= Beginning of Section =
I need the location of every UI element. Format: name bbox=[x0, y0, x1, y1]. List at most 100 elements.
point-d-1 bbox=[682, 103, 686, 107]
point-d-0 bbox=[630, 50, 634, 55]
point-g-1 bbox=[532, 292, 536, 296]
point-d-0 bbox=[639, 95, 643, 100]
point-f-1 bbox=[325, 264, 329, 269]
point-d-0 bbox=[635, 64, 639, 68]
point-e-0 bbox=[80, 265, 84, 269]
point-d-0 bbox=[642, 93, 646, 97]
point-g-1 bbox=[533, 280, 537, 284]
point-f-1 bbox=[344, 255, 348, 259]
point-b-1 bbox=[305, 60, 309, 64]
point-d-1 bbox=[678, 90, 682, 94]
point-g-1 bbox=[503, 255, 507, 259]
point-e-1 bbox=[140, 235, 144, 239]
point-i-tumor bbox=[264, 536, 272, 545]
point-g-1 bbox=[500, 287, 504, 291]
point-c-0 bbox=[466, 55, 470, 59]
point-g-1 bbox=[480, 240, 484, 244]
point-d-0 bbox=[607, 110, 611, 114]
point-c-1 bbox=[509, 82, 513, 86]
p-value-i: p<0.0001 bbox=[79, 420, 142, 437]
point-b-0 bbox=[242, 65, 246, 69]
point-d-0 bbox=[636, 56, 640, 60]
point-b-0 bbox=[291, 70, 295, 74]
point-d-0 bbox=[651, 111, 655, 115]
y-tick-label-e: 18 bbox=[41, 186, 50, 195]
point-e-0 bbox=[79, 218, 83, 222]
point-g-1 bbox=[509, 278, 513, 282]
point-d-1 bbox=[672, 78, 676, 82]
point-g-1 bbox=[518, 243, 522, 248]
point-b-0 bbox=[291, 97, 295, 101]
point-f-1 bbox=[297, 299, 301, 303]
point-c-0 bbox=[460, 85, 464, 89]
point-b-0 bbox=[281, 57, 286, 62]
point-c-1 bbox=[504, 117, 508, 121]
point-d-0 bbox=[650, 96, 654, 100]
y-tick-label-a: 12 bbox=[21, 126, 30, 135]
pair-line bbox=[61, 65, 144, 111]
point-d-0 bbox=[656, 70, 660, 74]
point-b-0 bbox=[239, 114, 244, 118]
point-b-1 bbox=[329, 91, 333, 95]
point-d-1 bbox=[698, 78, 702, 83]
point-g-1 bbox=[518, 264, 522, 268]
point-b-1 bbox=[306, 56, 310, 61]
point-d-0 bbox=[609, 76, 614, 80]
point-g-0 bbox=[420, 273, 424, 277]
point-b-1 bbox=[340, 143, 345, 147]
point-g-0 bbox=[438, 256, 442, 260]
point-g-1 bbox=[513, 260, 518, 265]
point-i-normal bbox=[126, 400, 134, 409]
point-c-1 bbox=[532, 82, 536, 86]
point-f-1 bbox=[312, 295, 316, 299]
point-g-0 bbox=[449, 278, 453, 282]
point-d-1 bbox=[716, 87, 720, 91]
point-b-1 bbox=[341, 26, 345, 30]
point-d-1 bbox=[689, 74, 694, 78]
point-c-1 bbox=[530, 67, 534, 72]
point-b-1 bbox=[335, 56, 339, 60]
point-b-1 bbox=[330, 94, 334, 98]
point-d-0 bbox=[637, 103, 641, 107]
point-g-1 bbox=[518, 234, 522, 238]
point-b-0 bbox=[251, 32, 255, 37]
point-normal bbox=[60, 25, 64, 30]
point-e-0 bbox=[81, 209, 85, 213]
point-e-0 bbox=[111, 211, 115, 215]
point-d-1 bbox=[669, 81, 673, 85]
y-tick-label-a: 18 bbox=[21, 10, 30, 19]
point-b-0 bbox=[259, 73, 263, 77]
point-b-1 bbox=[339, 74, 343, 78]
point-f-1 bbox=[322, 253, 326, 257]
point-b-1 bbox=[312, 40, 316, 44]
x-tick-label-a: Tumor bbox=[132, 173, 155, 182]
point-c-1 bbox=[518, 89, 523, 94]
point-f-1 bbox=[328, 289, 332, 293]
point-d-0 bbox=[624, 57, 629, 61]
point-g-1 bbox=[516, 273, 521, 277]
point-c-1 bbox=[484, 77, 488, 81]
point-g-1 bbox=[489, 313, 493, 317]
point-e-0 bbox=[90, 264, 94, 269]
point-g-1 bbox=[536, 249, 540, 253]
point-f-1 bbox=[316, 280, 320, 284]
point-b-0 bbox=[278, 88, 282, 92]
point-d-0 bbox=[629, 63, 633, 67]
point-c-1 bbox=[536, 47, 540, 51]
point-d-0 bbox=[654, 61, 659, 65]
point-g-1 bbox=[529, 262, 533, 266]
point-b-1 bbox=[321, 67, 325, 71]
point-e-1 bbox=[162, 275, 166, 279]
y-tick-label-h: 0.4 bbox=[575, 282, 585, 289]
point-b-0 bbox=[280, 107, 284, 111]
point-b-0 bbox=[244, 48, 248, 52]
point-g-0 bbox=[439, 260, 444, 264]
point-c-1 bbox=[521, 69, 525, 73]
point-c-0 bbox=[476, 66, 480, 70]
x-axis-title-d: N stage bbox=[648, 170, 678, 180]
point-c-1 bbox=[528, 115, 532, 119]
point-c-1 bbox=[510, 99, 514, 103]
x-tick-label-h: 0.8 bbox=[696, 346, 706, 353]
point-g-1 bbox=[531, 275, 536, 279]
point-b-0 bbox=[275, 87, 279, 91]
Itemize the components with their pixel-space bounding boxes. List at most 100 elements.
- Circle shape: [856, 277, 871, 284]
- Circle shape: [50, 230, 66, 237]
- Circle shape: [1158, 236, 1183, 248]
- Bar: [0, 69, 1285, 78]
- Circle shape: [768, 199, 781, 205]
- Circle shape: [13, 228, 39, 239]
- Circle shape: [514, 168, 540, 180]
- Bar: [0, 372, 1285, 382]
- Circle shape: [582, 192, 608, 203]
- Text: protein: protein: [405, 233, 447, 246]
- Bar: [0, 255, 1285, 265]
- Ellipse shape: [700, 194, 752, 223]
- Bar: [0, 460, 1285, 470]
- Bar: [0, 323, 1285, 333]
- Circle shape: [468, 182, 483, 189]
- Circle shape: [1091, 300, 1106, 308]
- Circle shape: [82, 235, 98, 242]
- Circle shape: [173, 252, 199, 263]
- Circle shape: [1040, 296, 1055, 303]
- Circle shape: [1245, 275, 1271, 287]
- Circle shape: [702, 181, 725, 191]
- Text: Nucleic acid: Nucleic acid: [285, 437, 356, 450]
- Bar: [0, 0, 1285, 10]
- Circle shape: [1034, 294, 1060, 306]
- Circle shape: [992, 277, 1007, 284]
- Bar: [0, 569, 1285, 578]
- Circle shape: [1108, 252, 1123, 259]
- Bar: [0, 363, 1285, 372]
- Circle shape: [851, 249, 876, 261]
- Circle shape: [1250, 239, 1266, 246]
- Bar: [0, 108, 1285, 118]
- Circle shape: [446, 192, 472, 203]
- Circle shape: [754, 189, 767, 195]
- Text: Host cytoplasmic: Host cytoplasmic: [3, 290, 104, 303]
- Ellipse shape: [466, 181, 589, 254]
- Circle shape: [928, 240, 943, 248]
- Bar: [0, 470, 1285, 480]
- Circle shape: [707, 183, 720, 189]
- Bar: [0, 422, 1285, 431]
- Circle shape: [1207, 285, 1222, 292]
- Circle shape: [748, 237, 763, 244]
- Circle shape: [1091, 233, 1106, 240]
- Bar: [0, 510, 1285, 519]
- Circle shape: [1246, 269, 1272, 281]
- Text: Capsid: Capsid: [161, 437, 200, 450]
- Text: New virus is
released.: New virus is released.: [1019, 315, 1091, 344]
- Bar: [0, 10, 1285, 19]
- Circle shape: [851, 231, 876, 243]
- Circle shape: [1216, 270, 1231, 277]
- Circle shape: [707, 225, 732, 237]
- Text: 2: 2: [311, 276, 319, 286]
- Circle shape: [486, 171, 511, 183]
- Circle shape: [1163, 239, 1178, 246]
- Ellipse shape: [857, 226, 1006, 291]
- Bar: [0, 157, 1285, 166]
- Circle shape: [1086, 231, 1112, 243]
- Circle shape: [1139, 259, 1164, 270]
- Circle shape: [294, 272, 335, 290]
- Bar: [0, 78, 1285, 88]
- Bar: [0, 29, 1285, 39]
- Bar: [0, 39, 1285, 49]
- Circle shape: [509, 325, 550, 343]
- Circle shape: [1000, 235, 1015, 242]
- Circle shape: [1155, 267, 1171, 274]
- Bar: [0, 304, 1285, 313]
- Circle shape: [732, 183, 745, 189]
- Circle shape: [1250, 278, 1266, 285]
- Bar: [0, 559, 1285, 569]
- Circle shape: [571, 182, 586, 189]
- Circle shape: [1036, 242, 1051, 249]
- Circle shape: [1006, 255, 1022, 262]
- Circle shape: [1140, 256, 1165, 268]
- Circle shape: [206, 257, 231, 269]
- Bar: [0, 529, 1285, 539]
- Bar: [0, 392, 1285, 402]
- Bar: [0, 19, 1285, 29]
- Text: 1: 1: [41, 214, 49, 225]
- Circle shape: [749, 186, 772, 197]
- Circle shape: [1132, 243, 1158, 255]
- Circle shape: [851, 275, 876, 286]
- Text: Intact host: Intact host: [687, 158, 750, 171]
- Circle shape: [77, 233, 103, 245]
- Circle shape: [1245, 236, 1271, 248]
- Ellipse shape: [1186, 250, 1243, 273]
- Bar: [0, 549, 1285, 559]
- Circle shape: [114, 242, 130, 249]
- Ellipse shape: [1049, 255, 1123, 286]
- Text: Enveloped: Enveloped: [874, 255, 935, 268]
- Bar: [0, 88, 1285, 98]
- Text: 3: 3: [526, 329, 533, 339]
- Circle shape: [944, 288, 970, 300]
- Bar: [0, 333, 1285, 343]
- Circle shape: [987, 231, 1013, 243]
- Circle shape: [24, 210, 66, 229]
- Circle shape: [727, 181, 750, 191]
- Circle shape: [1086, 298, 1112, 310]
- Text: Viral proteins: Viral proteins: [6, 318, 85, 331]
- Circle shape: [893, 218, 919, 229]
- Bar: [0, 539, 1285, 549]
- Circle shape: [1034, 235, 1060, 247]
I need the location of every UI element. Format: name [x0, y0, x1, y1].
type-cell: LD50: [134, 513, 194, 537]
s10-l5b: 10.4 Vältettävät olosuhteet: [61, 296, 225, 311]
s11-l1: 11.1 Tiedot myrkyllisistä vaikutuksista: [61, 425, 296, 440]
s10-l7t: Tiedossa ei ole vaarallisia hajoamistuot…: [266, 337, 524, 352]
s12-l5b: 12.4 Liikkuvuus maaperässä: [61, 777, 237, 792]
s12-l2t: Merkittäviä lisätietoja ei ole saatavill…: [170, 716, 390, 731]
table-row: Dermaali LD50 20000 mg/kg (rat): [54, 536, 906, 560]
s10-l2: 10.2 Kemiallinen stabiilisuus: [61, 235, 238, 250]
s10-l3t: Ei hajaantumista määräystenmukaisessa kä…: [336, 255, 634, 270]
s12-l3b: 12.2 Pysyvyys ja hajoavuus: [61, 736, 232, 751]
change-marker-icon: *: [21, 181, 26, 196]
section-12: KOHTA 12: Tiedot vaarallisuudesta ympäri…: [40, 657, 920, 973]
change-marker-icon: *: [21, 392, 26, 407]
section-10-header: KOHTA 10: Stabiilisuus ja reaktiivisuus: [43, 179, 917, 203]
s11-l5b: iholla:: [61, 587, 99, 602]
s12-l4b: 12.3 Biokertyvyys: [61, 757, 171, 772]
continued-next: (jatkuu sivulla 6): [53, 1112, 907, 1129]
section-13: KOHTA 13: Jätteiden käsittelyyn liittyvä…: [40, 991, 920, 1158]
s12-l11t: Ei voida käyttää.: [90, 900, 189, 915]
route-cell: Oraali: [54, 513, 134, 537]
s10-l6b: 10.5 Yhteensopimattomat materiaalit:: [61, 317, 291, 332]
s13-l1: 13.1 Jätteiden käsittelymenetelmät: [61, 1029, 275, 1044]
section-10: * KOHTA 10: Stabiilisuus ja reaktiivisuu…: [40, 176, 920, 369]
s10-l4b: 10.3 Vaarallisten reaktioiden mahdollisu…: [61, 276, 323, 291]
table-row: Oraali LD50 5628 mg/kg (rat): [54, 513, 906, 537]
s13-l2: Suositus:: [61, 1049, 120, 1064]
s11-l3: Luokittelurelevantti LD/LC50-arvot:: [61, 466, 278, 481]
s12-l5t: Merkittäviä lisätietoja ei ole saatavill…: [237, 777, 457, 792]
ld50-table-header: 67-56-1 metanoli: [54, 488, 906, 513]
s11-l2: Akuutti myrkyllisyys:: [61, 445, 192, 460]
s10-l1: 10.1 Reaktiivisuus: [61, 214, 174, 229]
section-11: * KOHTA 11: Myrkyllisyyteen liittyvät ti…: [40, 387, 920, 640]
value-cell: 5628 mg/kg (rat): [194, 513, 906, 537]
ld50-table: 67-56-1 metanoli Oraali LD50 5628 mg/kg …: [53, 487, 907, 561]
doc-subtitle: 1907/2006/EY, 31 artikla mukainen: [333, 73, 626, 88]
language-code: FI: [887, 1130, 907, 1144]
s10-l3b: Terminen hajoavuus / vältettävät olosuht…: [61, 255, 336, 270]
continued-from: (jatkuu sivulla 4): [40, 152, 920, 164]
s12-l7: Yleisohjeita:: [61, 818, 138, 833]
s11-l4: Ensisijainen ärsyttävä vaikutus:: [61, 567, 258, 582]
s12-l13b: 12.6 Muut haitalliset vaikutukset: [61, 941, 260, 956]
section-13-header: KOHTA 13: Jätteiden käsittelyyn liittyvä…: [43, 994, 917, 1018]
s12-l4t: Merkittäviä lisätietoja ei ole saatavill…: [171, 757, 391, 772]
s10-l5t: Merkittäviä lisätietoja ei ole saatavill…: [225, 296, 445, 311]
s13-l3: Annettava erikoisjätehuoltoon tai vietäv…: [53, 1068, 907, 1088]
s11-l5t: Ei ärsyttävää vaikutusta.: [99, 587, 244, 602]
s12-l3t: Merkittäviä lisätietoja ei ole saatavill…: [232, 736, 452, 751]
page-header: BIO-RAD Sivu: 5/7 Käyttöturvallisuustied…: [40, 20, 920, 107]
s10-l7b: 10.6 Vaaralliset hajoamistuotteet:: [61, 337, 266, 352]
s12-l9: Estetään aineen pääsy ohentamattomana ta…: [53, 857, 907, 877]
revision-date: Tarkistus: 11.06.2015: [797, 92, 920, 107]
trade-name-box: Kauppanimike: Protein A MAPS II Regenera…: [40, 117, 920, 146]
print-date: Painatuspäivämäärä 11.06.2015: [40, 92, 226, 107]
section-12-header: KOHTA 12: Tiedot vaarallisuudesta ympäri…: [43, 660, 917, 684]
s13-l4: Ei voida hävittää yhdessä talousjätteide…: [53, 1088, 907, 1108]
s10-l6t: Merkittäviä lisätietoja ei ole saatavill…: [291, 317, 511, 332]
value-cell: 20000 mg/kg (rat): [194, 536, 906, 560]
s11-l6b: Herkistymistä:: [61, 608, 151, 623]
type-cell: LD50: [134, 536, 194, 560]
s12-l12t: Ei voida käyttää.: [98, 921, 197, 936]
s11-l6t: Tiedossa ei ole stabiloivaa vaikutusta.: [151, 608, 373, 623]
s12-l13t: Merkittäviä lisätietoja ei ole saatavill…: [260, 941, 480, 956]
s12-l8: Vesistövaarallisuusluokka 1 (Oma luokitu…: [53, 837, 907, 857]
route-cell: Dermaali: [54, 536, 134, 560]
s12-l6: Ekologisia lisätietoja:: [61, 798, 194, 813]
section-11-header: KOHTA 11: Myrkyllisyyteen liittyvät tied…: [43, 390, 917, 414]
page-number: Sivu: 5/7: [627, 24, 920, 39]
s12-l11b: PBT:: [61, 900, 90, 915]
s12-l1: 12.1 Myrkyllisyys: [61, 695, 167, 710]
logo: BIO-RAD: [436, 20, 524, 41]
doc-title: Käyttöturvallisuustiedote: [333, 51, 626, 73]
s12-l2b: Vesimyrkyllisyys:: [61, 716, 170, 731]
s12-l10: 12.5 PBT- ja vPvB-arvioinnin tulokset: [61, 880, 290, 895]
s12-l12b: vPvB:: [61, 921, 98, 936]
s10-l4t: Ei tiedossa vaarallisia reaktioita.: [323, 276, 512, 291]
= End of Section =
Exercise prompt
Select the lines in this material that hold the word "ympäri", leaving none out.

Exercise output
section-12: KOHTA 12: Tiedot vaarallisuudesta ympäri…: [40, 657, 920, 973]
section-12-header: KOHTA 12: Tiedot vaarallisuudesta ympäri…: [43, 660, 917, 684]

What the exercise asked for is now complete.